Records from a dataset:
________
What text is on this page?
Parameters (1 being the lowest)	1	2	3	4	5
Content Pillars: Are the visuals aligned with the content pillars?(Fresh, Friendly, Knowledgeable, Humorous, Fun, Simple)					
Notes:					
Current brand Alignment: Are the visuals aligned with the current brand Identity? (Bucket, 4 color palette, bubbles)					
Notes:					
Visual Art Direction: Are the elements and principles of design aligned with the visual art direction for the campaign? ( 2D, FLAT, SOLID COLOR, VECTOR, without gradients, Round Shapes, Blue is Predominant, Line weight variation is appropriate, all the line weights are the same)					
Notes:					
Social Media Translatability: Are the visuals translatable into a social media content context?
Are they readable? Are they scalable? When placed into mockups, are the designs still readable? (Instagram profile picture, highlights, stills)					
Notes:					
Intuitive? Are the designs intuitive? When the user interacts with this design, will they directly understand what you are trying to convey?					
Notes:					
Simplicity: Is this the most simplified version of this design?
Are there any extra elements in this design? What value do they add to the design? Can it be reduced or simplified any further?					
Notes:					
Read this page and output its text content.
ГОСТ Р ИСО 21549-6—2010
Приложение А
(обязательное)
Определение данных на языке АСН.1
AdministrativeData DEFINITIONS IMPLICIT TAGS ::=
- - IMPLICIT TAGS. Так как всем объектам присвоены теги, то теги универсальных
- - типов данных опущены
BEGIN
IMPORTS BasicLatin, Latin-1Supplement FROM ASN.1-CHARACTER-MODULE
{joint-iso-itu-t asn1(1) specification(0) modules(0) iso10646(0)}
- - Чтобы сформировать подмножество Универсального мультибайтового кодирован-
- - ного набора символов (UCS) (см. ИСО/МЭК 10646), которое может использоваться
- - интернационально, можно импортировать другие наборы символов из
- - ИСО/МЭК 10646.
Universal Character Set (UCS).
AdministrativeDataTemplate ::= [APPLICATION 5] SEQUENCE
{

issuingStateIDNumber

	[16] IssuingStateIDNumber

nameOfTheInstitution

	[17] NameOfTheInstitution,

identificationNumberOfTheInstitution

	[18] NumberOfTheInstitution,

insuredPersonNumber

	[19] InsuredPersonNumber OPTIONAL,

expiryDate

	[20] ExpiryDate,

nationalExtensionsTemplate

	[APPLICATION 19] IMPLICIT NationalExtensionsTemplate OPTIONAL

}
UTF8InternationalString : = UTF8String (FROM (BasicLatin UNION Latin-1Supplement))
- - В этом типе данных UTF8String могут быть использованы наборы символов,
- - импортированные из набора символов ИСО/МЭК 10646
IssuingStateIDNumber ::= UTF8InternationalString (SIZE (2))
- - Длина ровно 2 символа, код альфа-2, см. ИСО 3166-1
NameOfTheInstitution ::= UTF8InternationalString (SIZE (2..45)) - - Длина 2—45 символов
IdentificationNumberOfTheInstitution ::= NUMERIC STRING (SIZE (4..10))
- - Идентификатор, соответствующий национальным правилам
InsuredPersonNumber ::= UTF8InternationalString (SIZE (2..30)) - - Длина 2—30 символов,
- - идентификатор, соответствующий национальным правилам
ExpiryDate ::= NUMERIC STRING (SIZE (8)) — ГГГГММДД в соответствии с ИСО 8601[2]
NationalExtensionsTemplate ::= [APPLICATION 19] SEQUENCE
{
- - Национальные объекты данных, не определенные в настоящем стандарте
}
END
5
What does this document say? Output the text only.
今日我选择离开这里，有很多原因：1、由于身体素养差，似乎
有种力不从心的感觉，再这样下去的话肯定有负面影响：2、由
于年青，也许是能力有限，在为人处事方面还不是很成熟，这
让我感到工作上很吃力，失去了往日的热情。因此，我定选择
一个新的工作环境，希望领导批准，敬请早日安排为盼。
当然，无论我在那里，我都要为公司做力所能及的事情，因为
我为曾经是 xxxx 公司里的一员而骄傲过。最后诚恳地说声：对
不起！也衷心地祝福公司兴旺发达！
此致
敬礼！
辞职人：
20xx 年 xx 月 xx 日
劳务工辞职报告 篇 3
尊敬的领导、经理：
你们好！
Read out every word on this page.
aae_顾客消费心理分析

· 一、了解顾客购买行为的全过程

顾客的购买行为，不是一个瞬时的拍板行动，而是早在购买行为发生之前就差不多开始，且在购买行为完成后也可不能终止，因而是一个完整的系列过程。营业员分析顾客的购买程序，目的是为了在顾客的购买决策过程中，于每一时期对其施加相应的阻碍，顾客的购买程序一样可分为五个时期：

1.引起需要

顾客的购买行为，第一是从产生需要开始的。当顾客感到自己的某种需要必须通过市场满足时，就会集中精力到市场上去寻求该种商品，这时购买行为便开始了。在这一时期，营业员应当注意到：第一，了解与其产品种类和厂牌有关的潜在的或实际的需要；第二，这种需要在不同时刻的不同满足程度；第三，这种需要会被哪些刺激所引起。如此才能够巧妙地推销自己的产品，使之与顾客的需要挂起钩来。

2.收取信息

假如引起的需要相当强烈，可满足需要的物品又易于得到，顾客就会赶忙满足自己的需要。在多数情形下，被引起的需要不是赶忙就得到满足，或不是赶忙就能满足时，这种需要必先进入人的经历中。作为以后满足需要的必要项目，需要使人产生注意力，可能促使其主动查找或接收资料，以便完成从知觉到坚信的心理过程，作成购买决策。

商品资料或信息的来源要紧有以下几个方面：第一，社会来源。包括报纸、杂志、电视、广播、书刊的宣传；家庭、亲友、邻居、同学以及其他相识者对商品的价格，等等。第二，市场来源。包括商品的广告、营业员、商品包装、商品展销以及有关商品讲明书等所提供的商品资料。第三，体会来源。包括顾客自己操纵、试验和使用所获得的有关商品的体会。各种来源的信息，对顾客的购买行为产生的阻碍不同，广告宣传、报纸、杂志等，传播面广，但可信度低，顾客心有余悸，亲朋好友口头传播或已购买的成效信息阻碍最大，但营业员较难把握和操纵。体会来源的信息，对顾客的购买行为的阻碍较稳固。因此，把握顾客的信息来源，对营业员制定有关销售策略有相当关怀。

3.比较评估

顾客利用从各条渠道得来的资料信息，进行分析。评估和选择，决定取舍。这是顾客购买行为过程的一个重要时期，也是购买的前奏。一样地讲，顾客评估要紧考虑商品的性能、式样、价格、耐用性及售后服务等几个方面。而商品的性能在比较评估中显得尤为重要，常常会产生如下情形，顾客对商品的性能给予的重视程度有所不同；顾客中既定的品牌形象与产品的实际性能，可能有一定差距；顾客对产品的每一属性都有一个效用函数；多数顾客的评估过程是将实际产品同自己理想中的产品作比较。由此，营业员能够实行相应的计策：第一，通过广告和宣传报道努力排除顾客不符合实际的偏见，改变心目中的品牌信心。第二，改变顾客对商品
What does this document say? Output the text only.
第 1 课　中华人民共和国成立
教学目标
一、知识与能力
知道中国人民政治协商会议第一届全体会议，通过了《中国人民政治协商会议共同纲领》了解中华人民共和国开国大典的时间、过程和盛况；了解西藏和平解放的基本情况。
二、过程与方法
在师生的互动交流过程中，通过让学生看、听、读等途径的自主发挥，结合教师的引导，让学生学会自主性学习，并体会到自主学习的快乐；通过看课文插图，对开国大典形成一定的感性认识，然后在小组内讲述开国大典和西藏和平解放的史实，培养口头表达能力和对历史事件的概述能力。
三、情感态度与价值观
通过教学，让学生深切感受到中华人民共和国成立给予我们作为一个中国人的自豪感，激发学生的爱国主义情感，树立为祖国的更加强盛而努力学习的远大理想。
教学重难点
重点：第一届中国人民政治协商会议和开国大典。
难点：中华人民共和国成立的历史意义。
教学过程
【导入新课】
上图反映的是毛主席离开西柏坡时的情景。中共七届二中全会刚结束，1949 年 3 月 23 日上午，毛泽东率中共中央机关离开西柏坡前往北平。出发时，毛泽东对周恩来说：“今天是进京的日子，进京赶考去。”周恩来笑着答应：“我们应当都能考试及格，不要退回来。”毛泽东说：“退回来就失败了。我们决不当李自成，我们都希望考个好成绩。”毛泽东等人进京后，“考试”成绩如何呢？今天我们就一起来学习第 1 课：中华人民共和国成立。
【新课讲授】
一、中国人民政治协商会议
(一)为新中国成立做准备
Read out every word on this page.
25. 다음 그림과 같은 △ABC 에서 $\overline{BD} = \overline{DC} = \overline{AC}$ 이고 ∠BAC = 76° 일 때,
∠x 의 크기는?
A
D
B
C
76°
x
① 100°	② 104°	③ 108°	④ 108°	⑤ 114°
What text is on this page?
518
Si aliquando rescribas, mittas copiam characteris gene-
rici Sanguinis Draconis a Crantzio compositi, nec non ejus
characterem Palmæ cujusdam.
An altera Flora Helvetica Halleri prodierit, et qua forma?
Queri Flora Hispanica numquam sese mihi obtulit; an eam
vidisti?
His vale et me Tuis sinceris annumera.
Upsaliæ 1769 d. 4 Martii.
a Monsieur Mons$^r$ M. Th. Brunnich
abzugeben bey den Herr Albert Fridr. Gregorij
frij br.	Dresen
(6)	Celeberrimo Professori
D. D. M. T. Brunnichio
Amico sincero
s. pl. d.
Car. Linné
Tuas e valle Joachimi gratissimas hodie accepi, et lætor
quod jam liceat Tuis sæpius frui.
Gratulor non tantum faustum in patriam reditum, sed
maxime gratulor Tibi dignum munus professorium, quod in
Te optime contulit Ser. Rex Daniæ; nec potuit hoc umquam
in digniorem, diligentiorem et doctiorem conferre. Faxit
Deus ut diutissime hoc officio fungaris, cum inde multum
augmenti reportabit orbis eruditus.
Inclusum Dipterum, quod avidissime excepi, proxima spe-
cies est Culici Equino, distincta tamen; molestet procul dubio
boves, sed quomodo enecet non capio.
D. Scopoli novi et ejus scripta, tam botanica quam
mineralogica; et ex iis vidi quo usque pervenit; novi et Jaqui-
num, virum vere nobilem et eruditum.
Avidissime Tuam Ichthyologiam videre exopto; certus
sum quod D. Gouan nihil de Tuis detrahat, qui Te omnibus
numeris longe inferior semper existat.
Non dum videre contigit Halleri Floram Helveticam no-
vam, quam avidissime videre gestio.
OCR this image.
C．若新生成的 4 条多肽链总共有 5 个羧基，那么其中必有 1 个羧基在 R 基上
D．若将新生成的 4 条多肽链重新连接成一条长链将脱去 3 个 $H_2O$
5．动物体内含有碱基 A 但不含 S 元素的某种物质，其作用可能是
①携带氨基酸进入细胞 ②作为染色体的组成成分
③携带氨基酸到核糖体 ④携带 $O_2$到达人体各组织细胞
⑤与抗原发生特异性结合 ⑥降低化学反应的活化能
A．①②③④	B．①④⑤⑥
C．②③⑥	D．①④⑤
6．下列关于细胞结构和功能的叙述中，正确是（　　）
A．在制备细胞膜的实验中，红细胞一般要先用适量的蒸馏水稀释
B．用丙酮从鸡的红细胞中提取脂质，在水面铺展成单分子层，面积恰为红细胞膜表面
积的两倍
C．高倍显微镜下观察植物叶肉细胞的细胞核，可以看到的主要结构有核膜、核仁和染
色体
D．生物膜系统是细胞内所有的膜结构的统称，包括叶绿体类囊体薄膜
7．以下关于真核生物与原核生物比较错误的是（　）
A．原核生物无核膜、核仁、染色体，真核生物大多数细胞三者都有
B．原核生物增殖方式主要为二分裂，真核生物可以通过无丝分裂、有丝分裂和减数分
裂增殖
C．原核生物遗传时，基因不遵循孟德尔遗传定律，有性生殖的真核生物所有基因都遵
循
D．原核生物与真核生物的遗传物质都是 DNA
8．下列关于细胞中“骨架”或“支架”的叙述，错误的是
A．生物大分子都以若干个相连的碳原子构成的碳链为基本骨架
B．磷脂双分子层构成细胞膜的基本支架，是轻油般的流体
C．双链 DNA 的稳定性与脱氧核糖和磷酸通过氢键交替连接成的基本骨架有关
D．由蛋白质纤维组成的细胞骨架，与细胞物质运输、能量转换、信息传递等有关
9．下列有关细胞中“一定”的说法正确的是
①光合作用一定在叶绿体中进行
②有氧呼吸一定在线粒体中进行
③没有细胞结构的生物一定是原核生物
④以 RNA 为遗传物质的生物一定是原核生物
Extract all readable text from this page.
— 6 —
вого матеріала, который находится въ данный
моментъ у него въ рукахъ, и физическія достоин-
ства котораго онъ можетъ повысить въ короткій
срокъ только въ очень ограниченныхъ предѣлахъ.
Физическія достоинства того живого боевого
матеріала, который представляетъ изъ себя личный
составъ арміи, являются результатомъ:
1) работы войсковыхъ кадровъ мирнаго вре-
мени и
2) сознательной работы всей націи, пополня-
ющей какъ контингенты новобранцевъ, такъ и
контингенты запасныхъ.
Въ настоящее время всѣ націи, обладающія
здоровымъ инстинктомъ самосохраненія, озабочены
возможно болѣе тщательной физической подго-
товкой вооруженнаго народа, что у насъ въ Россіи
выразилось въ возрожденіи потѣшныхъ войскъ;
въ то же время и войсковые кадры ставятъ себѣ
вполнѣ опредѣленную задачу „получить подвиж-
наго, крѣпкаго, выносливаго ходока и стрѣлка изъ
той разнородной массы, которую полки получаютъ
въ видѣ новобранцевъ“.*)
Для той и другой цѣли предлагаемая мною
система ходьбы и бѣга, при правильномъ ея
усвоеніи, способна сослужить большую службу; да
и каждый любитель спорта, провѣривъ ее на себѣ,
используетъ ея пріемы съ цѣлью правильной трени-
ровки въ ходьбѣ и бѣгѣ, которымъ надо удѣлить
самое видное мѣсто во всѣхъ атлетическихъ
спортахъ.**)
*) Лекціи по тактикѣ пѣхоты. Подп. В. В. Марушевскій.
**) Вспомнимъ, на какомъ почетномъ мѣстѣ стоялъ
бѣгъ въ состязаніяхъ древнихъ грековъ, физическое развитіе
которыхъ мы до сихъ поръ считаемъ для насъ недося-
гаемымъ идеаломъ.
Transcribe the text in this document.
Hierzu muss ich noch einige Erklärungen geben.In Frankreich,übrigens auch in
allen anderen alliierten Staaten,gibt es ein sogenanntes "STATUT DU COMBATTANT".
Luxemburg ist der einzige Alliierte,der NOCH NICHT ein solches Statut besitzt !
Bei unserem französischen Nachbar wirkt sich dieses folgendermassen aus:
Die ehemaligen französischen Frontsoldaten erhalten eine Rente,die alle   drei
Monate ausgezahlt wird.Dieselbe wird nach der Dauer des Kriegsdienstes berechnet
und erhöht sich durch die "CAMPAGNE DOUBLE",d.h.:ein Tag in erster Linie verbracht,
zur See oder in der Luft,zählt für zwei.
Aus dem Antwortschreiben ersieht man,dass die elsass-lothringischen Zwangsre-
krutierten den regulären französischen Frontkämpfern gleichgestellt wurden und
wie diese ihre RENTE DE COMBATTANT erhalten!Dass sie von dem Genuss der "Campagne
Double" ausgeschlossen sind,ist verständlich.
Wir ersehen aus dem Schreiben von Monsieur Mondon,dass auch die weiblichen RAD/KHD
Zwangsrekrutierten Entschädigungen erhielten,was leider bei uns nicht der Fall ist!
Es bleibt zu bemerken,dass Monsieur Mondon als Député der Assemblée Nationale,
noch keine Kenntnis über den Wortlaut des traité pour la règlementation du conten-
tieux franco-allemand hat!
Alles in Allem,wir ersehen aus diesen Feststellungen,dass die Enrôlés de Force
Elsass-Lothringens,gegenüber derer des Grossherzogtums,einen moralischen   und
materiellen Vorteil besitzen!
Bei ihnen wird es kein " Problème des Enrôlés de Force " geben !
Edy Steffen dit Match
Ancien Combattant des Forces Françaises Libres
________
Written task: Copy all the lines above that hold the string "ersehen".

Task output:
Wir ersehen aus dem Schreiben von Monsieur Mondon,dass auch die weiblichen RAD/KHD
Alles in Allem,wir ersehen aus diesen Feststellungen,dass die Enrôlés de Force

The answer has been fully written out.